» **Problem to work on**
Could every line of the data be printed exactly as it reads?

-- START Dataset content --

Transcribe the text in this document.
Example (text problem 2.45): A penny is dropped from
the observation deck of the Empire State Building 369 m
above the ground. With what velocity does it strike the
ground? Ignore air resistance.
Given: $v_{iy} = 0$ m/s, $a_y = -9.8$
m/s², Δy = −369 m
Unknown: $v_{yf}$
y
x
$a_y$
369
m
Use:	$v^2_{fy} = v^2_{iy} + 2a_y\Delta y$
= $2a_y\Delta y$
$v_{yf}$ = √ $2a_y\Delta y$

-- END Dataset content --

» **Written response**
Transcribe the text in this document.
Example (text problem 2.45): A penny is dropped from
the observation deck of the Empire State Building 369 m
above the ground. With what velocity does it strike the
ground? Ignore air resistance.
Given: $v_{iy} = 0$ m/s, $a_y = -9.8$
m/s², Δy = −369 m
Unknown: $v_{yf}$
y
x
$a_y$
369
m
Use:	$v^2_{fy} = v^2_{iy} + 2a_y\Delta y$
= $2a_y\Delta y$
$v_{yf}$ = √ $2a_y\Delta y$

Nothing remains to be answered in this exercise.